MATERIAL FOR THIS EXERCISE:
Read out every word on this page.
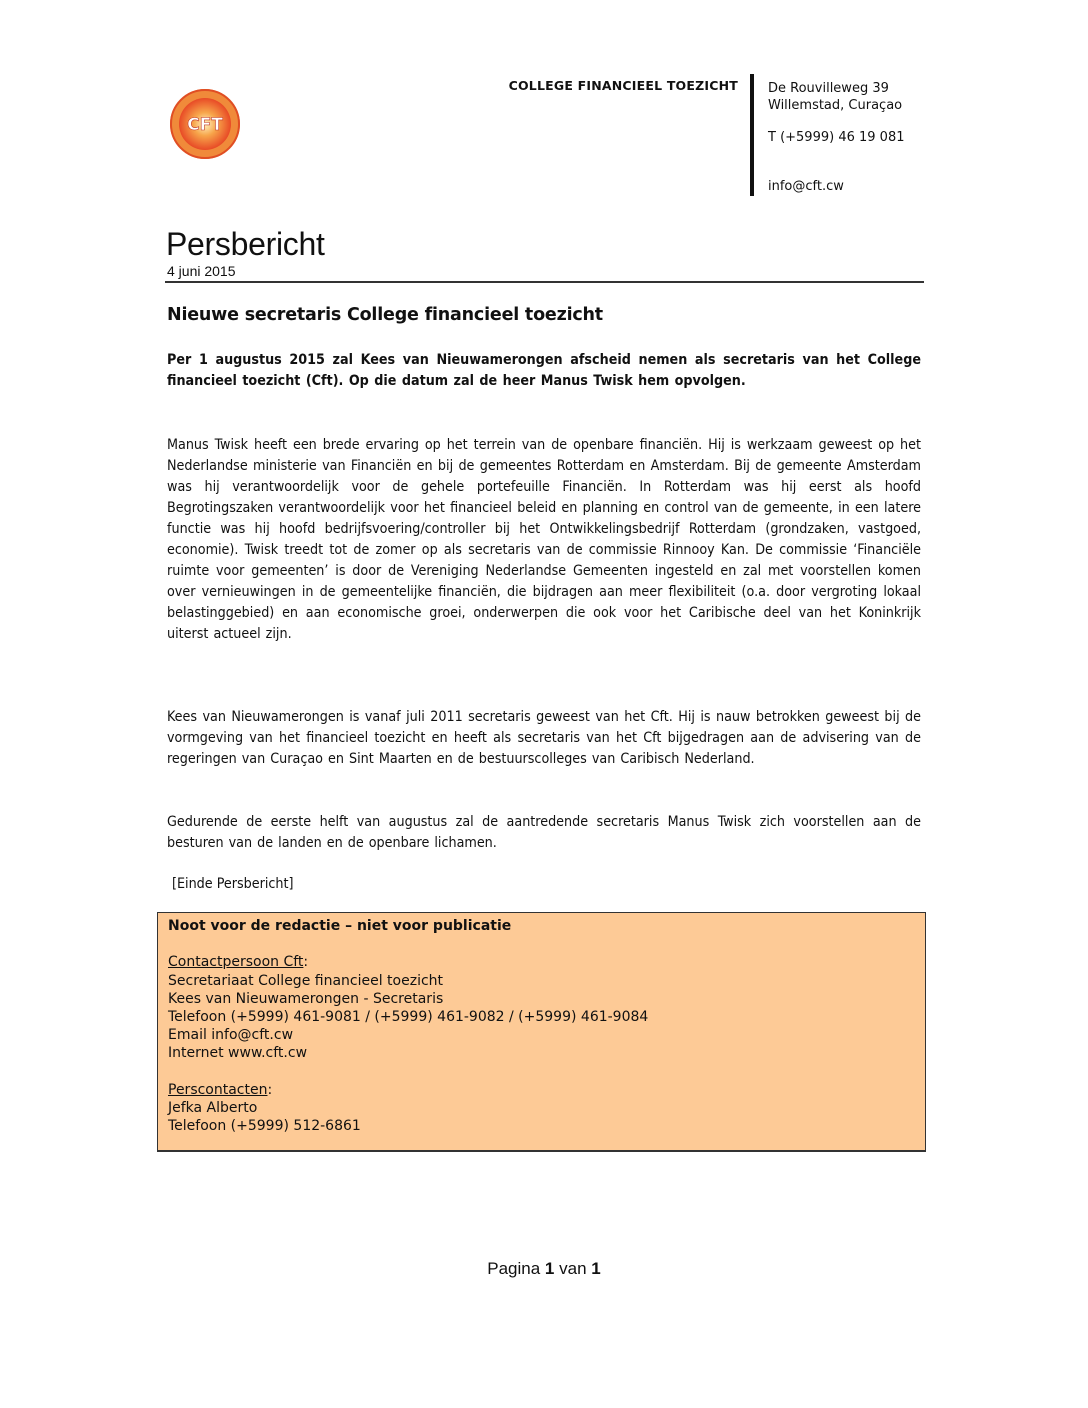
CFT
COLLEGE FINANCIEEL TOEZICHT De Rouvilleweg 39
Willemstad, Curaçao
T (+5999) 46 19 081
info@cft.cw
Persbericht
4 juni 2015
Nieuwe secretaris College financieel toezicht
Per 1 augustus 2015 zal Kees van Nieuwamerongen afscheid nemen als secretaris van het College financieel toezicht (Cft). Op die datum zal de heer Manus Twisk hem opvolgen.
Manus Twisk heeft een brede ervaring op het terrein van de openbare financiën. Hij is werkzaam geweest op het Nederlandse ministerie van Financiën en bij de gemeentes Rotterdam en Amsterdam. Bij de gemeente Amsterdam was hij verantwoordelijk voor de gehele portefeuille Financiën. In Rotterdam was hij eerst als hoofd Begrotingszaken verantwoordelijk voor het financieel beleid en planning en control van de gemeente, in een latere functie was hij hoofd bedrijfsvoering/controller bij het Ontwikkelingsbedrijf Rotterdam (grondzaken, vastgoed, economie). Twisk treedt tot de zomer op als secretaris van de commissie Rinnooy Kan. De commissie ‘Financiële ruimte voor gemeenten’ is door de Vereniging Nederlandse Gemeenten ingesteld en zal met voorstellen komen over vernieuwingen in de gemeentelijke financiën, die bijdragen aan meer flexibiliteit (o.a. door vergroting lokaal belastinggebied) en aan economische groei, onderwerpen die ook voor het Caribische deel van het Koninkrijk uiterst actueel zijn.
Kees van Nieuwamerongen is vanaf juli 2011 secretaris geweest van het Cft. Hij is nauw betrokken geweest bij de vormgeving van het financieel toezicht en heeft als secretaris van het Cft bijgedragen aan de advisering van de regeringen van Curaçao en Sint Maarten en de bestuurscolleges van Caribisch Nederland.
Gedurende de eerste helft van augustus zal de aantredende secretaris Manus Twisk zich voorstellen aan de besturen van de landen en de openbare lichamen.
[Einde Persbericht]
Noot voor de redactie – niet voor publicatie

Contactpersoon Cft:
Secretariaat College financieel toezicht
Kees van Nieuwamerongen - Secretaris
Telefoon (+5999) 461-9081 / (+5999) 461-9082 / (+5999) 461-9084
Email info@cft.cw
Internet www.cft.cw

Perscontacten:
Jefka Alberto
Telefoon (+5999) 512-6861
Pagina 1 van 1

---

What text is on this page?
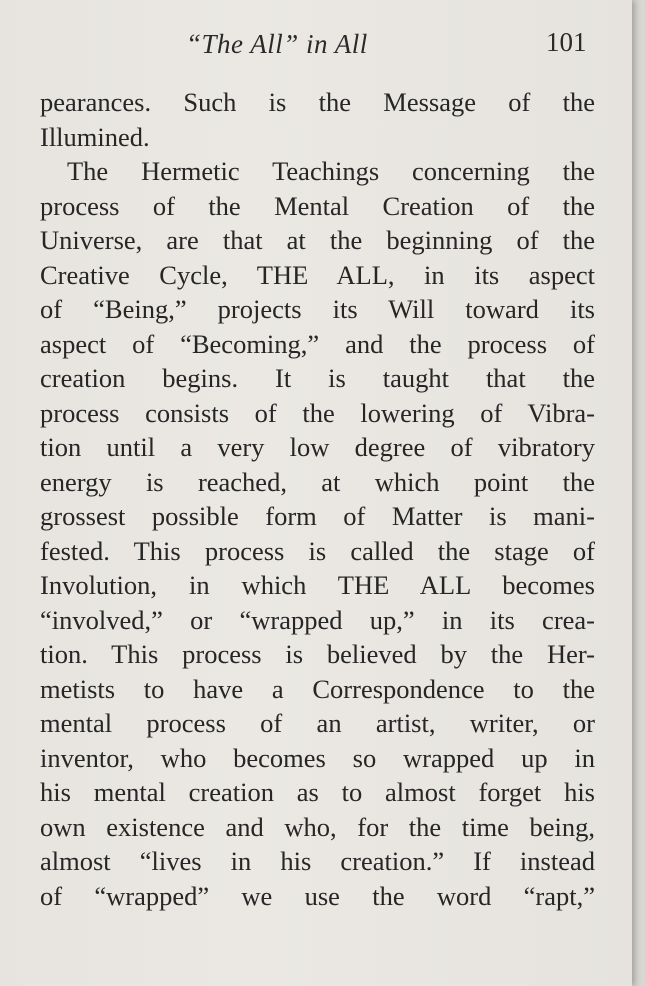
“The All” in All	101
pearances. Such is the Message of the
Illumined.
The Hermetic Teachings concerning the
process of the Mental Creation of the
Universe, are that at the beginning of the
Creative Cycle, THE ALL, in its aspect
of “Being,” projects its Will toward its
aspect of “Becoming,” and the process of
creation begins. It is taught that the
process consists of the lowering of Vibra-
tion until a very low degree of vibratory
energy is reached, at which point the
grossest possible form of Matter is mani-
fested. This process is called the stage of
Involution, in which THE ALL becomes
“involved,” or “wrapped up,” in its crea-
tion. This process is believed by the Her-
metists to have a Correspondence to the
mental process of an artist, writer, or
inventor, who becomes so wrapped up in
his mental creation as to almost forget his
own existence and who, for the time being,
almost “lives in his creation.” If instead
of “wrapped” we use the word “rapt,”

WHAT TO PRODUCE:
Show every line that contains the word "openbare".

FINAL RESULT:
Manus Twisk heeft een brede ervaring op het terrein van de openbare financiën. Hij is werkzaam geweest op het Nederlandse ministerie van Financiën en bij de gemeentes Rotterdam en Amsterdam. Bij de gemeente Amsterdam was hij verantwoordelijk voor de gehele portefeuille Financiën. In Rotterdam was hij eerst als hoofd Begrotingszaken verantwoordelijk voor het financieel beleid en planning en control van de gemeente, in een latere functie was hij hoofd bedrijfsvoering/controller bij het Ontwikkelingsbedrijf Rotterdam (grondzaken, vastgoed, economie). Twisk treedt tot de zomer op als secretaris van de commissie Rinnooy Kan. De commissie ‘Financiële ruimte voor gemeenten’ is door de Vereniging Nederlandse Gemeenten ingesteld en zal met voorstellen komen over vernieuwingen in de gemeentelijke financiën, die bijdragen aan meer flexibiliteit (o.a. door vergroting lokaal belastinggebied) en aan economische groei, onderwerpen die ook voor het Caribische deel van het Koninkrijk uiterst actueel zijn.
Gedurende de eerste helft van augustus zal de aantredende secretaris Manus Twisk zich voorstellen aan de besturen van de landen en de openbare lichamen.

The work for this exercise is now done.